WORK TO DO:
Copy out all of the material, matching it word for word.

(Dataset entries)
————————

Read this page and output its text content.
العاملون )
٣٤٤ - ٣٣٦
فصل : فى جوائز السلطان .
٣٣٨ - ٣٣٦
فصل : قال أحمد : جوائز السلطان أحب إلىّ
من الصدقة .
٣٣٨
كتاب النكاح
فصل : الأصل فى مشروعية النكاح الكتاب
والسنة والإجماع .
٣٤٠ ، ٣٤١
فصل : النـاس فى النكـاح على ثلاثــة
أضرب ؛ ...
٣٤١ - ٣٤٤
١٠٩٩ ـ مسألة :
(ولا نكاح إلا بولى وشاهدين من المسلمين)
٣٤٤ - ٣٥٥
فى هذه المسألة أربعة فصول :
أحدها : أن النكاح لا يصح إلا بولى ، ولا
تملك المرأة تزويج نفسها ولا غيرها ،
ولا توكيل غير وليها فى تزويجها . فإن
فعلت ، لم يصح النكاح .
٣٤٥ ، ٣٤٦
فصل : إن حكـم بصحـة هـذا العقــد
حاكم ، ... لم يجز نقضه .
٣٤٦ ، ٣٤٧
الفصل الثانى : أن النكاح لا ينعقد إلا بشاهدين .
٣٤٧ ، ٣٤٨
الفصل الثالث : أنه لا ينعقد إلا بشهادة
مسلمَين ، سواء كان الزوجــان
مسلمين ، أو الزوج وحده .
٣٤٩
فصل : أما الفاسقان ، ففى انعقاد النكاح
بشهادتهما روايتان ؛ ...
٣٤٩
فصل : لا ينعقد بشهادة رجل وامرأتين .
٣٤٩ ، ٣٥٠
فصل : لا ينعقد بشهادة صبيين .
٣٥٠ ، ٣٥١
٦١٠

————————

TASK RESULT:
Read this page and output its text content.
العاملون )
٣٤٤ - ٣٣٦
فصل : فى جوائز السلطان .
٣٣٨ - ٣٣٦
فصل : قال أحمد : جوائز السلطان أحب إلىّ
من الصدقة .
٣٣٨
كتاب النكاح
فصل : الأصل فى مشروعية النكاح الكتاب
والسنة والإجماع .
٣٤٠ ، ٣٤١
فصل : النـاس فى النكـاح على ثلاثــة
أضرب ؛ ...
٣٤١ - ٣٤٤
١٠٩٩ ـ مسألة :
(ولا نكاح إلا بولى وشاهدين من المسلمين)
٣٤٤ - ٣٥٥
فى هذه المسألة أربعة فصول :
أحدها : أن النكاح لا يصح إلا بولى ، ولا
تملك المرأة تزويج نفسها ولا غيرها ،
ولا توكيل غير وليها فى تزويجها . فإن
فعلت ، لم يصح النكاح .
٣٤٥ ، ٣٤٦
فصل : إن حكـم بصحـة هـذا العقــد
حاكم ، ... لم يجز نقضه .
٣٤٦ ، ٣٤٧
الفصل الثانى : أن النكاح لا ينعقد إلا بشاهدين .
٣٤٧ ، ٣٤٨
الفصل الثالث : أنه لا ينعقد إلا بشهادة
مسلمَين ، سواء كان الزوجــان
مسلمين ، أو الزوج وحده .
٣٤٩
فصل : أما الفاسقان ، ففى انعقاد النكاح
بشهادتهما روايتان ؛ ...
٣٤٩
فصل : لا ينعقد بشهادة رجل وامرأتين .
٣٤٩ ، ٣٥٠
فصل : لا ينعقد بشهادة صبيين .
٣٥٠ ، ٣٥١
٦١٠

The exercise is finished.